EXERCISE BRIEF
Give the listing below again in full, exactly as written.

SUPPLIED RECORDS
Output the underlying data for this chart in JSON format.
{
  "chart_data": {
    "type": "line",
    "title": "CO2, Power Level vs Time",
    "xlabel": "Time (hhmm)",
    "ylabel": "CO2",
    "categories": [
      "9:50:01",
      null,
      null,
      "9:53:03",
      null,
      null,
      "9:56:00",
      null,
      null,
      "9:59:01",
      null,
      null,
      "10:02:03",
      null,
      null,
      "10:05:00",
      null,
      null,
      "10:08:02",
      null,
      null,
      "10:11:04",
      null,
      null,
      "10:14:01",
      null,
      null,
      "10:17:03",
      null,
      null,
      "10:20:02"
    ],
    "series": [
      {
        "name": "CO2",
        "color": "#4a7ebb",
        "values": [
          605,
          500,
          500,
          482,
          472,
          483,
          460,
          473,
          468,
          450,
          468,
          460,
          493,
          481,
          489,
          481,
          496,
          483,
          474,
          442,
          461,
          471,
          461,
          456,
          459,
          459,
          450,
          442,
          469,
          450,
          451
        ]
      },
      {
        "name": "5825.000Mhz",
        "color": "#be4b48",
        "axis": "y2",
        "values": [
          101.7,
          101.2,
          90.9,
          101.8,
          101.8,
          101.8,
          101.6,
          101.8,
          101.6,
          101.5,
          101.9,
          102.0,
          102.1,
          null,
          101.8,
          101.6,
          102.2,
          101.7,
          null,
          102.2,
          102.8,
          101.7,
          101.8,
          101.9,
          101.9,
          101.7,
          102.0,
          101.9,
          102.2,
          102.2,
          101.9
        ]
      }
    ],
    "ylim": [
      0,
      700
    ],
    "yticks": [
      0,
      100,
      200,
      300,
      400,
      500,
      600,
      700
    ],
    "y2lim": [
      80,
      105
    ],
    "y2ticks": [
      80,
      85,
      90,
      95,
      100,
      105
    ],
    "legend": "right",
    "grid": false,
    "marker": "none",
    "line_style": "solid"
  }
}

COMPLETE ANSWER
Output the underlying data for this chart in JSON format.
{
  "chart_data": {
    "type": "line",
    "title": "CO2, Power Level vs Time",
    "xlabel": "Time (hhmm)",
    "ylabel": "CO2",
    "categories": [
      "9:50:01",
      null,
      null,
      "9:53:03",
      null,
      null,
      "9:56:00",
      null,
      null,
      "9:59:01",
      null,
      null,
      "10:02:03",
      null,
      null,
      "10:05:00",
      null,
      null,
      "10:08:02",
      null,
      null,
      "10:11:04",
      null,
      null,
      "10:14:01",
      null,
      null,
      "10:17:03",
      null,
      null,
      "10:20:02"
    ],
    "series": [
      {
        "name": "CO2",
        "color": "#4a7ebb",
        "values": [
          605,
          500,
          500,
          482,
          472,
          483,
          460,
          473,
          468,
          450,
          468,
          460,
          493,
          481,
          489,
          481,
          496,
          483,
          474,
          442,
          461,
          471,
          461,
          456,
          459,
          459,
          450,
          442,
          469,
          450,
          451
        ]
      },
      {
        "name": "5825.000Mhz",
        "color": "#be4b48",
        "axis": "y2",
        "values": [
          101.7,
          101.2,
          90.9,
          101.8,
          101.8,
          101.8,
          101.6,
          101.8,
          101.6,
          101.5,
          101.9,
          102.0,
          102.1,
          null,
          101.8,
          101.6,
          102.2,
          101.7,
          null,
          102.2,
          102.8,
          101.7,
          101.8,
          101.9,
          101.9,
          101.7,
          102.0,
          101.9,
          102.2,
          102.2,
          101.9
        ]
      }
    ],
    "ylim": [
      0,
      700
    ],
    "yticks": [
      0,
      100,
      200,
      300,
      400,
      500,
      600,
      700
    ],
    "y2lim": [
      80,
      105
    ],
    "y2ticks": [
      80,
      85,
      90,
      95,
      100,
      105
    ],
    "legend": "right",
    "grid": false,
    "marker": "none",
    "line_style": "solid"
  }
}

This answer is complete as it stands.